Given exercise
Copy all lines below containing "repréſente".

Excerpted records

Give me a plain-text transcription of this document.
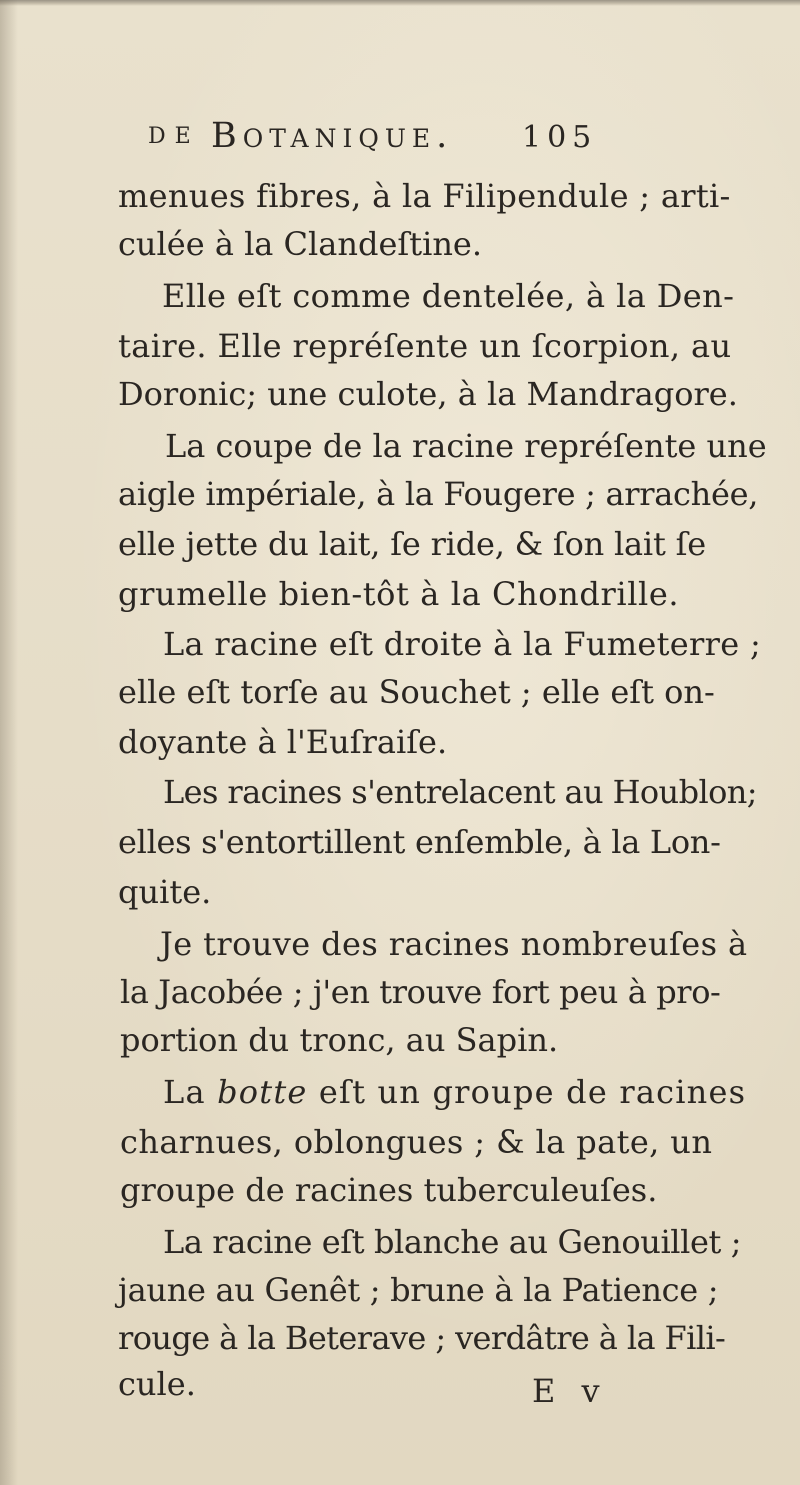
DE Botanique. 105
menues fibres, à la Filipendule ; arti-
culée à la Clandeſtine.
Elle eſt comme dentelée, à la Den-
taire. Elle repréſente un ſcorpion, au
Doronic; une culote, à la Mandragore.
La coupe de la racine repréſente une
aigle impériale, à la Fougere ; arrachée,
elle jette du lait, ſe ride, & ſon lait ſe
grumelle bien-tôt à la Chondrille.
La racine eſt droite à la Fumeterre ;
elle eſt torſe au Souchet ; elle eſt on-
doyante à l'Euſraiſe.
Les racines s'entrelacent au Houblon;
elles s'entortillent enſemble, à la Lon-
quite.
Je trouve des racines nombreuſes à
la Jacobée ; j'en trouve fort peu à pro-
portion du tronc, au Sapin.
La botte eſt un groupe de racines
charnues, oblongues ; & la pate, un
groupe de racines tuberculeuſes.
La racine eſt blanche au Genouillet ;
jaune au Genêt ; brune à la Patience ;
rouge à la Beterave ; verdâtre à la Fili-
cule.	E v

--

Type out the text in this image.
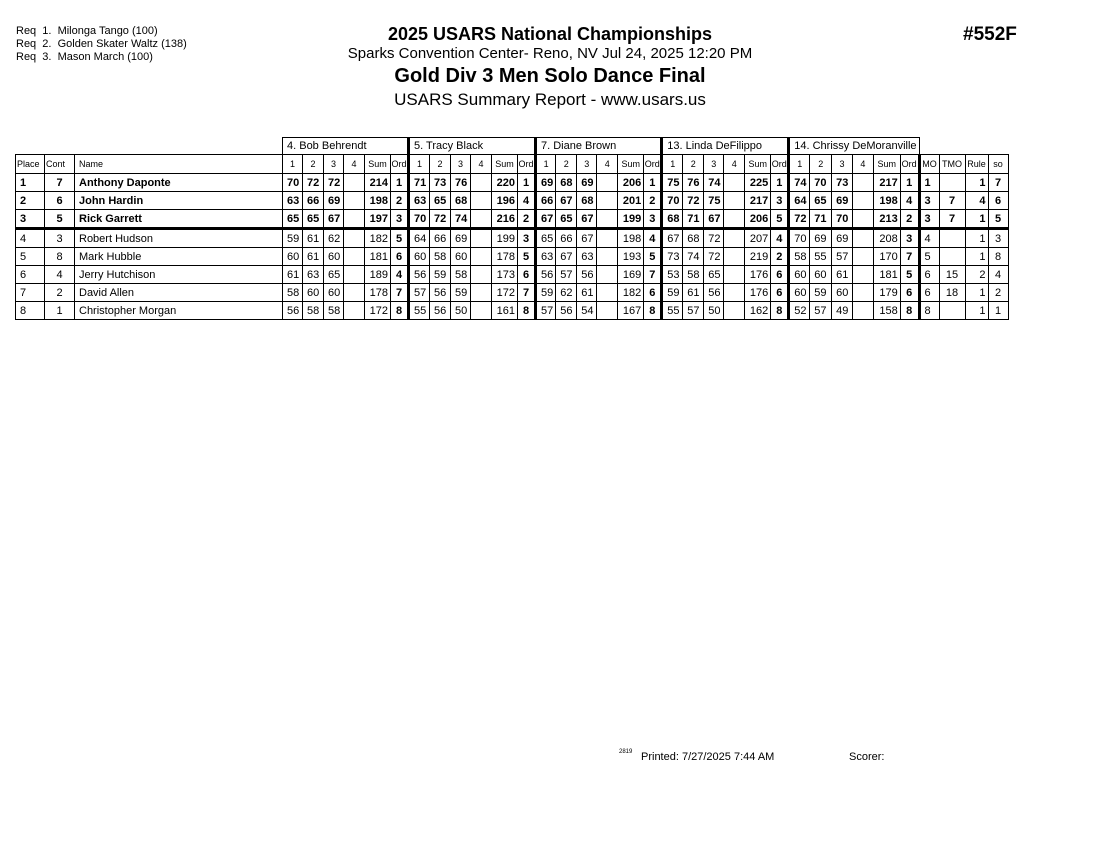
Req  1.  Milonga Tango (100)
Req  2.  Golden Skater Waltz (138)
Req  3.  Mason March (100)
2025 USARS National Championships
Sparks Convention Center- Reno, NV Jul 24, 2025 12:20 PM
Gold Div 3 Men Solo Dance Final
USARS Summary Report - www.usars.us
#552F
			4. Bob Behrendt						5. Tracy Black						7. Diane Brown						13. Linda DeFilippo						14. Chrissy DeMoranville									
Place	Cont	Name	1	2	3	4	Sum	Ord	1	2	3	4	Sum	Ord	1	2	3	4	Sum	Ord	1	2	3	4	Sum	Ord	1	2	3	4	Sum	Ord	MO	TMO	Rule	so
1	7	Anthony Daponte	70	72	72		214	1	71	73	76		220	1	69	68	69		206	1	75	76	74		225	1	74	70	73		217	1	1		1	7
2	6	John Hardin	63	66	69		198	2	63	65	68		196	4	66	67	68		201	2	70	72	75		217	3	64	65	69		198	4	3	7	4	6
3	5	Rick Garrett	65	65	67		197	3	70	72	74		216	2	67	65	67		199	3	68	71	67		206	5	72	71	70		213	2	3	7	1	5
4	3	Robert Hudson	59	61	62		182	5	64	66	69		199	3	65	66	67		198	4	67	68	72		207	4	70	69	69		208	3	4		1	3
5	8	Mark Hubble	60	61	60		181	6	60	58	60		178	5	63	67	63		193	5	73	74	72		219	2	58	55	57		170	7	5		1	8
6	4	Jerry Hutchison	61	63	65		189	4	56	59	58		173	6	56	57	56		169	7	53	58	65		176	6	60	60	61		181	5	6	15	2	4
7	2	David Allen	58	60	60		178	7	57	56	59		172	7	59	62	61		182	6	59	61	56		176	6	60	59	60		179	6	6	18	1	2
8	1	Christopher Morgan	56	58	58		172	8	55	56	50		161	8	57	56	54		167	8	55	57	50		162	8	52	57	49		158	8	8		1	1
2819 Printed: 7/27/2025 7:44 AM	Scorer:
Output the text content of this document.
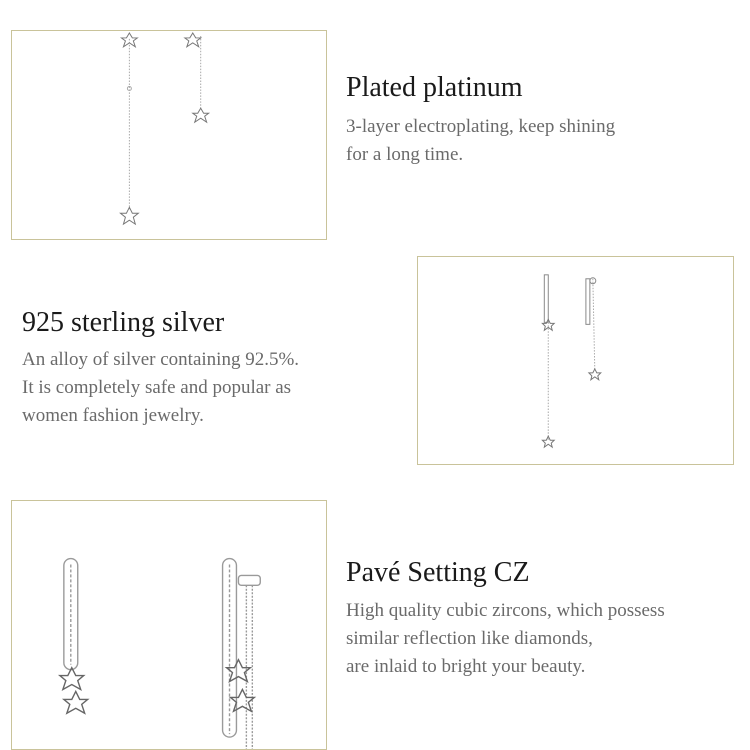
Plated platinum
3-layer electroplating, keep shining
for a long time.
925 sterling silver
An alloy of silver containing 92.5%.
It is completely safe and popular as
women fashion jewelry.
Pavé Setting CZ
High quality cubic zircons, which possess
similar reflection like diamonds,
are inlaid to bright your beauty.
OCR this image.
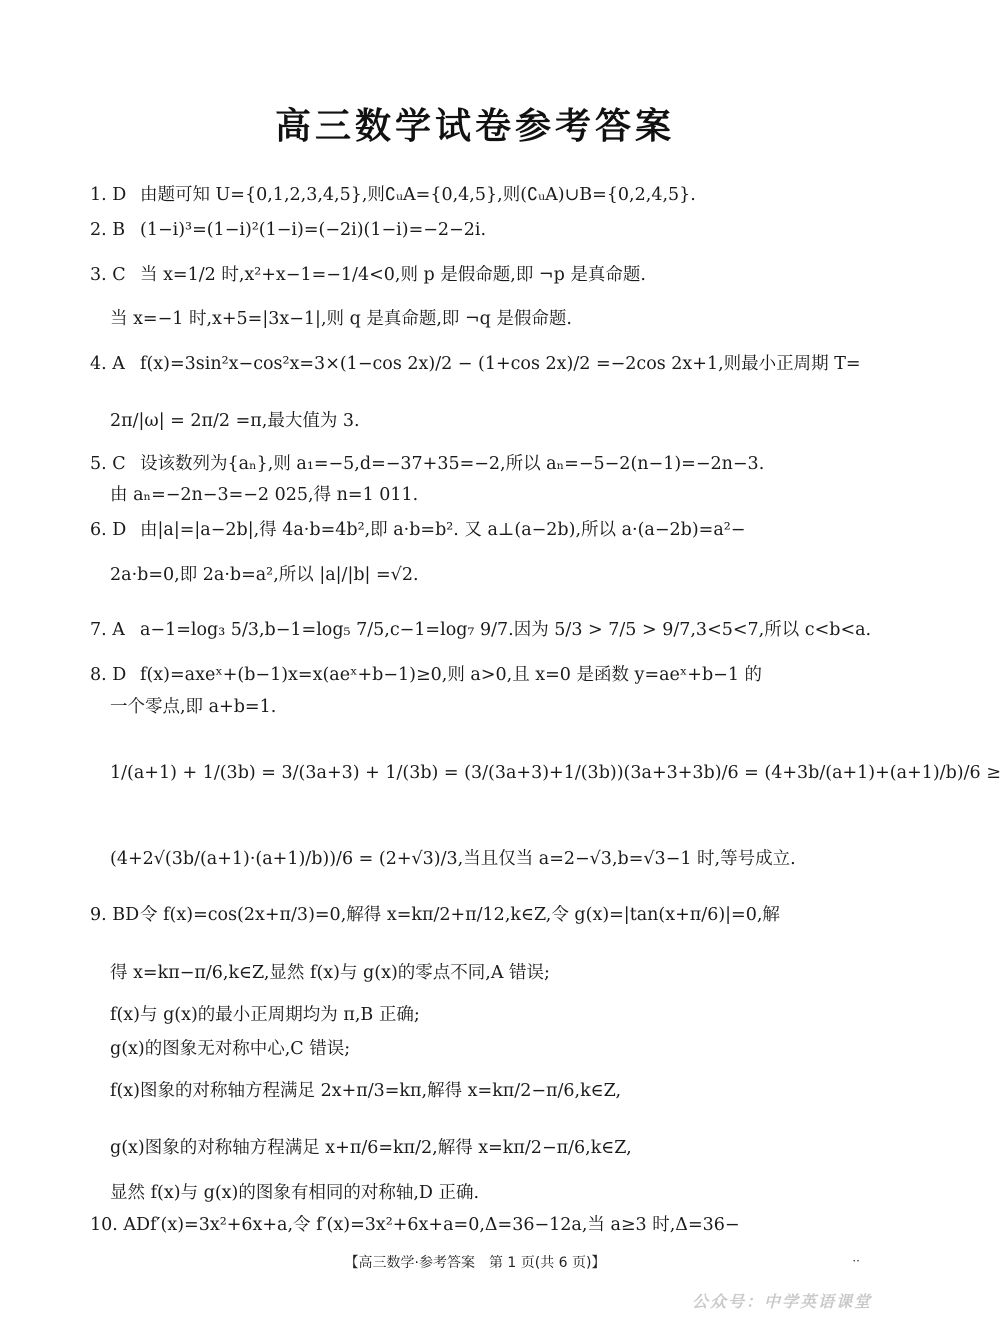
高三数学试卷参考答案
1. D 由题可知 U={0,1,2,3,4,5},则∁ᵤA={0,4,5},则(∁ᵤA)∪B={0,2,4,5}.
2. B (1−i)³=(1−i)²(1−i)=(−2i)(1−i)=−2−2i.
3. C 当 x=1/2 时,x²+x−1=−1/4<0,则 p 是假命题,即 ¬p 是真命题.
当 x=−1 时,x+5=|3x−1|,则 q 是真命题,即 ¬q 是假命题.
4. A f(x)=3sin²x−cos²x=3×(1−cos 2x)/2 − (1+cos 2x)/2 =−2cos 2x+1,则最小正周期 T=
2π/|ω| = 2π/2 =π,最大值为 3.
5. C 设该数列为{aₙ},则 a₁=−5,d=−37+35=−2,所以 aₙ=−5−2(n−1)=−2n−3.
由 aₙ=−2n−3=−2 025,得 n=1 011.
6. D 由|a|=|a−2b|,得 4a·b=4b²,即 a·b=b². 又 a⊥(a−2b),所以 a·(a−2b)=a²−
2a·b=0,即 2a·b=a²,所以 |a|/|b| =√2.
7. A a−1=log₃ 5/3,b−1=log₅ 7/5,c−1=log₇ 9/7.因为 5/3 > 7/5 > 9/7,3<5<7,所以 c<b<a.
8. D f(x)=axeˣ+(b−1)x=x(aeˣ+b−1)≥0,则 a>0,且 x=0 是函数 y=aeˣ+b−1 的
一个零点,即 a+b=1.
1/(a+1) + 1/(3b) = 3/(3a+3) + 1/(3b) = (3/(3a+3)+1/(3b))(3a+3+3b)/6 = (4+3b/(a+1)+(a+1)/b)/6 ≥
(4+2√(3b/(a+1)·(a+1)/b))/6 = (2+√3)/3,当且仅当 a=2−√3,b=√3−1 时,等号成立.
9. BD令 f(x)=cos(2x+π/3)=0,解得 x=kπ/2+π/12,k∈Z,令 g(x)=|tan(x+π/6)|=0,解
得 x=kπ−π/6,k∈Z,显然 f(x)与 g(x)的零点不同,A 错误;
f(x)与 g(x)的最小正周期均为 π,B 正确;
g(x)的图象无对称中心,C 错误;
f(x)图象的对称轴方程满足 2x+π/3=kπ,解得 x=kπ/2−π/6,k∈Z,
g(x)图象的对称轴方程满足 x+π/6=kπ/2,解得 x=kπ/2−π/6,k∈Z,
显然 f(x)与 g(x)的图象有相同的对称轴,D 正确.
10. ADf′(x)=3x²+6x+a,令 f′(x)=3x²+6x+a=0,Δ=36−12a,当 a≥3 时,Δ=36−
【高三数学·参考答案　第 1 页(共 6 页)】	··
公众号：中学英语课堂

==

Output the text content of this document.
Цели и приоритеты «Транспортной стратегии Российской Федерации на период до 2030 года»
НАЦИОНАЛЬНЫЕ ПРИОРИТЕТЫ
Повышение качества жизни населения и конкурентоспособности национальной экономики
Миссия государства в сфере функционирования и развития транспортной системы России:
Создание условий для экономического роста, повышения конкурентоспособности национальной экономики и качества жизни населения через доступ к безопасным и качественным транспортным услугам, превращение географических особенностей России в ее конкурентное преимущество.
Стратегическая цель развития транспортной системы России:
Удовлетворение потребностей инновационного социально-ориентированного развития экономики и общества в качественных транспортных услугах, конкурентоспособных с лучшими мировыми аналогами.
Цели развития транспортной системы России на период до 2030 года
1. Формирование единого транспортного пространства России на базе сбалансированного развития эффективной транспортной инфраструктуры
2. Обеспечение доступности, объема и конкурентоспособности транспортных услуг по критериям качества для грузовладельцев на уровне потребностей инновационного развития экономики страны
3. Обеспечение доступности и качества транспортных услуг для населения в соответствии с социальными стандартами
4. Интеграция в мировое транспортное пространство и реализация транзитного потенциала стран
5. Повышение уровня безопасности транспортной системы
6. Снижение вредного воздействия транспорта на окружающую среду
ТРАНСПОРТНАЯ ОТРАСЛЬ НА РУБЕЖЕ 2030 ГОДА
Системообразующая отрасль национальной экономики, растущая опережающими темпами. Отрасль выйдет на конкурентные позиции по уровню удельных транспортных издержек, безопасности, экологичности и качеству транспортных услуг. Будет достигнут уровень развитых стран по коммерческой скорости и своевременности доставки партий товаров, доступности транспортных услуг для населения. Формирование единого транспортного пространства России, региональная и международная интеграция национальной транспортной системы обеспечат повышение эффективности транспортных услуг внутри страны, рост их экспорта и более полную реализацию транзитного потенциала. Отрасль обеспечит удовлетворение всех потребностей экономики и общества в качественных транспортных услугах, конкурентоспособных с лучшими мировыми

Complete output
taire. Elle repréſente un ſcorpion, au
La coupe de la racine repréſente une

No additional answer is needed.